+++ MATERIAL FOR THE TASK
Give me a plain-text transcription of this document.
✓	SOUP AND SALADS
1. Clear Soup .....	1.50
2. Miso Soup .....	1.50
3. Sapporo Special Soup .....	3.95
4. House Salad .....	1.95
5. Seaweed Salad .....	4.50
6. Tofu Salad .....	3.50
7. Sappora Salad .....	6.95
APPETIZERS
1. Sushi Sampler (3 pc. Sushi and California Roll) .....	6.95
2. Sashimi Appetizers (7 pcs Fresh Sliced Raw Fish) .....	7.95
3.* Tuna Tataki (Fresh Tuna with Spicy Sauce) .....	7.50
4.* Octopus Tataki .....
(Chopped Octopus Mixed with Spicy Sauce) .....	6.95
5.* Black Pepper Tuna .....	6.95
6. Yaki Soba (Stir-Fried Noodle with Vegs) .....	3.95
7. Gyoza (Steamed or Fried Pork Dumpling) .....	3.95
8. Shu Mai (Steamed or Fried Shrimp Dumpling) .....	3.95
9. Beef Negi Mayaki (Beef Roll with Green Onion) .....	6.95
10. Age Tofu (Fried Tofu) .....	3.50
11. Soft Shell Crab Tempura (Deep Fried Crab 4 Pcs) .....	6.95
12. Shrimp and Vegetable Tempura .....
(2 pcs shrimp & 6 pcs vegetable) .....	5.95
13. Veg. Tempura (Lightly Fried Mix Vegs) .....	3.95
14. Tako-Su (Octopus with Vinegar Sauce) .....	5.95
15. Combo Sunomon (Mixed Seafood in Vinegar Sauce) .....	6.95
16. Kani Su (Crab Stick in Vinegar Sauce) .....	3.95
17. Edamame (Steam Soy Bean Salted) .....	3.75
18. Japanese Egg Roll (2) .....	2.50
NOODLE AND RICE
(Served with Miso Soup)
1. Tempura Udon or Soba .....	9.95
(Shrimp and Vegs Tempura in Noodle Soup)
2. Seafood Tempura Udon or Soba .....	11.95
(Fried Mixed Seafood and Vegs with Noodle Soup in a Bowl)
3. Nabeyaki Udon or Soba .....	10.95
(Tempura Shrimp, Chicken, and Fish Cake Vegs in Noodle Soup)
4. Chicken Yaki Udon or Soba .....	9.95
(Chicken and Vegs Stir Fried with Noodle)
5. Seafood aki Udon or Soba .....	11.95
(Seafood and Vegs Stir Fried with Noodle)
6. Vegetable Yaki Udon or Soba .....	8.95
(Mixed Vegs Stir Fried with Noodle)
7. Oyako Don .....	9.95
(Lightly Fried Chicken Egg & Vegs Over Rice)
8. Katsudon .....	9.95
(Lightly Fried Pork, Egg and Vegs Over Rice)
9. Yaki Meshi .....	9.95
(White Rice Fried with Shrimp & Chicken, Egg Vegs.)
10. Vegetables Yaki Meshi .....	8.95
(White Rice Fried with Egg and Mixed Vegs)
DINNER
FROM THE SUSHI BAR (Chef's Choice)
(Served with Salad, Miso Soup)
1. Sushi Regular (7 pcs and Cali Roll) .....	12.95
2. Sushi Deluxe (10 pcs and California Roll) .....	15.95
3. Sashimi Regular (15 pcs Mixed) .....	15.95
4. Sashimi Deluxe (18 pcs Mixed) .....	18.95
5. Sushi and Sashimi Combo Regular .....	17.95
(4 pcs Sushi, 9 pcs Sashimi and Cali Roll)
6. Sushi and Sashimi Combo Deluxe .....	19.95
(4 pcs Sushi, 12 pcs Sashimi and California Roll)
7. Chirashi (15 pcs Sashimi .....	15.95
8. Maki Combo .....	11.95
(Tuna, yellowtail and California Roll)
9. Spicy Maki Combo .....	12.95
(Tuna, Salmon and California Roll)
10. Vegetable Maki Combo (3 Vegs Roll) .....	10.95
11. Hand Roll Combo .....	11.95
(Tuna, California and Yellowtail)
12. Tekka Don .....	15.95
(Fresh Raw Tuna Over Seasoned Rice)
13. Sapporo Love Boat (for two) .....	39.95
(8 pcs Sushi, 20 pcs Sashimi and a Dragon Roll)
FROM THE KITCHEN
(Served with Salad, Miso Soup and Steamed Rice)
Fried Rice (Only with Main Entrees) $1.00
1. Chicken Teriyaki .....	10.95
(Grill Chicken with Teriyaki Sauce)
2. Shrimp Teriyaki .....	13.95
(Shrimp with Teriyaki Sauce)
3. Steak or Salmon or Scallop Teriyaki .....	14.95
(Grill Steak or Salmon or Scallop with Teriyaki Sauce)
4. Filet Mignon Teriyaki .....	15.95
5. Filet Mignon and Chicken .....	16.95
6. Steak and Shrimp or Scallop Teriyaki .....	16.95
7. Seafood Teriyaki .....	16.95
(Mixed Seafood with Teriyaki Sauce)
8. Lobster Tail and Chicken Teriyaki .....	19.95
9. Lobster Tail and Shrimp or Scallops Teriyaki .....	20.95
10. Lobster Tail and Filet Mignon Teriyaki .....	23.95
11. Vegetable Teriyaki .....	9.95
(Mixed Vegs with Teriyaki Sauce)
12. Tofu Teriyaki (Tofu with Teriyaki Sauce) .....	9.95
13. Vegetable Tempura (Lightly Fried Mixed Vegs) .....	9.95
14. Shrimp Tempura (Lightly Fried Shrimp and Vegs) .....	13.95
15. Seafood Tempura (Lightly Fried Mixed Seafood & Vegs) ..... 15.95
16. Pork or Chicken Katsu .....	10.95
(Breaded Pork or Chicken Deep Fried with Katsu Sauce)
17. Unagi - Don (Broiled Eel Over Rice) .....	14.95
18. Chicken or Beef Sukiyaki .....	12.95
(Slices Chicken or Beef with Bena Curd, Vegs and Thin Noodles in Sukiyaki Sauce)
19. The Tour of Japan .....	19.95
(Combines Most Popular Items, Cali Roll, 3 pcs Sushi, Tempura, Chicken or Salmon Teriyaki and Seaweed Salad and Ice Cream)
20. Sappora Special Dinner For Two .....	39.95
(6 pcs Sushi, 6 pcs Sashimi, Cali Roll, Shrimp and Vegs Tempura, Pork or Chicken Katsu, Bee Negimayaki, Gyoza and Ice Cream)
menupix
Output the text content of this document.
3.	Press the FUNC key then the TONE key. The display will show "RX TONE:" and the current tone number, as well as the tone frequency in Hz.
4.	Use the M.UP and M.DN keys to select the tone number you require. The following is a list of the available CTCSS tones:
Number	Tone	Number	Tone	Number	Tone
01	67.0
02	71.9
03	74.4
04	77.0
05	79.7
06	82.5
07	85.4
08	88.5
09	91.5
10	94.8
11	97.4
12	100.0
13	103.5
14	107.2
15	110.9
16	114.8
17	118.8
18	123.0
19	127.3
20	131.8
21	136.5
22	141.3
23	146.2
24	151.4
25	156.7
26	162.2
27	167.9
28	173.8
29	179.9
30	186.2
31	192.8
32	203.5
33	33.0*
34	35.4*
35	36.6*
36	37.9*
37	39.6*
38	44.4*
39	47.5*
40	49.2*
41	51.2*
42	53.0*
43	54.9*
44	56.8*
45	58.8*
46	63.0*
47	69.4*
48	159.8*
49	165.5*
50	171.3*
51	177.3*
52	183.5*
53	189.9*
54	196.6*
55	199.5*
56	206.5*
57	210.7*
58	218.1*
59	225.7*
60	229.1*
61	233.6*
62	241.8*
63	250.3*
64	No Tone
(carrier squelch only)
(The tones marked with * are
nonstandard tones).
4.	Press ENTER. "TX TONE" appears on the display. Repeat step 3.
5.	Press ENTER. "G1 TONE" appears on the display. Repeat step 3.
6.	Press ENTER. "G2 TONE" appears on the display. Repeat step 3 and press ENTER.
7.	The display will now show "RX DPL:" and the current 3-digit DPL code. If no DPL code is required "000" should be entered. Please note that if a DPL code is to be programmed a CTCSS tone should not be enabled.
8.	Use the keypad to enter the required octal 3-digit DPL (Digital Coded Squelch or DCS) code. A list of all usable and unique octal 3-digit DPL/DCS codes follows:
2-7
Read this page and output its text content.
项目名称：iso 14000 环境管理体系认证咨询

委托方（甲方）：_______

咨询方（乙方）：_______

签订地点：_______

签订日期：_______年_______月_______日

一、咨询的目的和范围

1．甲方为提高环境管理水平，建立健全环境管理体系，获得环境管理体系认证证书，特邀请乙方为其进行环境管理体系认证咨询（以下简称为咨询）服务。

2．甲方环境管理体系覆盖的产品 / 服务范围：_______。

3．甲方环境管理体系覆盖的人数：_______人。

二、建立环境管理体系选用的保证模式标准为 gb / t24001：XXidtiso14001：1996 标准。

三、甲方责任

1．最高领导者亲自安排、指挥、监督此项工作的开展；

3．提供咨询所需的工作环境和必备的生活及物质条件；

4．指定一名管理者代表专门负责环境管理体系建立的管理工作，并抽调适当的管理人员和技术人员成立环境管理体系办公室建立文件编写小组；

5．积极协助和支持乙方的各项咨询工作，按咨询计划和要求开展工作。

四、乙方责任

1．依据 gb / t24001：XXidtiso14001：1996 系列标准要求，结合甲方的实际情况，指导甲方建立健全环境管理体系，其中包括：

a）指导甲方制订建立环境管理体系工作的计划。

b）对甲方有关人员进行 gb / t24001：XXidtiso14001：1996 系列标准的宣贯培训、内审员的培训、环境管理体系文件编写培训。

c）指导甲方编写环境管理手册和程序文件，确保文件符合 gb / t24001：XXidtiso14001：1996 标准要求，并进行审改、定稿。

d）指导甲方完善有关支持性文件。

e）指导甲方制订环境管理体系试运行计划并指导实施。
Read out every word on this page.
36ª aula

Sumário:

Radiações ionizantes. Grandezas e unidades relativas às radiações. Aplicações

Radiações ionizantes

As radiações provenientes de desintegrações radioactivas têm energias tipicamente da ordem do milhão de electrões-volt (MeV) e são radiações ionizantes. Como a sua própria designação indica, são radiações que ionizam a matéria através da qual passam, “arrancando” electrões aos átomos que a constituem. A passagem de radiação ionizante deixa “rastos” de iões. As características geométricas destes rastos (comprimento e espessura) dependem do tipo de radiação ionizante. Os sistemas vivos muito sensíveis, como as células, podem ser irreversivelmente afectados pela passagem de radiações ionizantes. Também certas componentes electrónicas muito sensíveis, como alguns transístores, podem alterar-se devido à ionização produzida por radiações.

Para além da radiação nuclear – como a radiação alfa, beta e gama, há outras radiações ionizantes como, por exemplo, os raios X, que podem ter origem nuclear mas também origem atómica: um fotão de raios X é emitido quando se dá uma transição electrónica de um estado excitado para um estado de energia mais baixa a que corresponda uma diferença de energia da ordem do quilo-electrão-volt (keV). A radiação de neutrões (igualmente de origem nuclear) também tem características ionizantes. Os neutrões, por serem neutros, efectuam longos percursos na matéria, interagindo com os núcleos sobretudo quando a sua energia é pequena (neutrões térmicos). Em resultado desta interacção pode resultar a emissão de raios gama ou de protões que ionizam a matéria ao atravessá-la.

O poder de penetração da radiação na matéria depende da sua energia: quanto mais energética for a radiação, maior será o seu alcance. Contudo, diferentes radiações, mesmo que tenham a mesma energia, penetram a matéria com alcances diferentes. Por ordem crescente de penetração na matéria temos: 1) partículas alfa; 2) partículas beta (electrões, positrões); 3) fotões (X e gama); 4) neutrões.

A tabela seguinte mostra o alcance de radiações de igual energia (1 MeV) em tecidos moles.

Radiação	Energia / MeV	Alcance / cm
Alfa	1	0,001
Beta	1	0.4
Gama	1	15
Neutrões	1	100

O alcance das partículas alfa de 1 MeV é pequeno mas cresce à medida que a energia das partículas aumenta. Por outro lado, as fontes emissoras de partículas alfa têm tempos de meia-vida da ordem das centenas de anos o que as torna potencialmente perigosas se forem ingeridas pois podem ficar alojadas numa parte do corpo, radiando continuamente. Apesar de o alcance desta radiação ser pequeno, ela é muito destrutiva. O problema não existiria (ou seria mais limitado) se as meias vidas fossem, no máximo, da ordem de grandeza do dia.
++++++
(INSTRUCTIONS FOR THE TASK)
Copy out every line in the listing where the word "Seaweed" appears.

(EXERCISE ANSWER)
5. Seaweed Salad .....	4.50
(Combines Most Popular Items, Cali Roll, 3 pcs Sushi, Tempura, Chicken or Salmon Teriyaki and Seaweed Salad and Ice Cream)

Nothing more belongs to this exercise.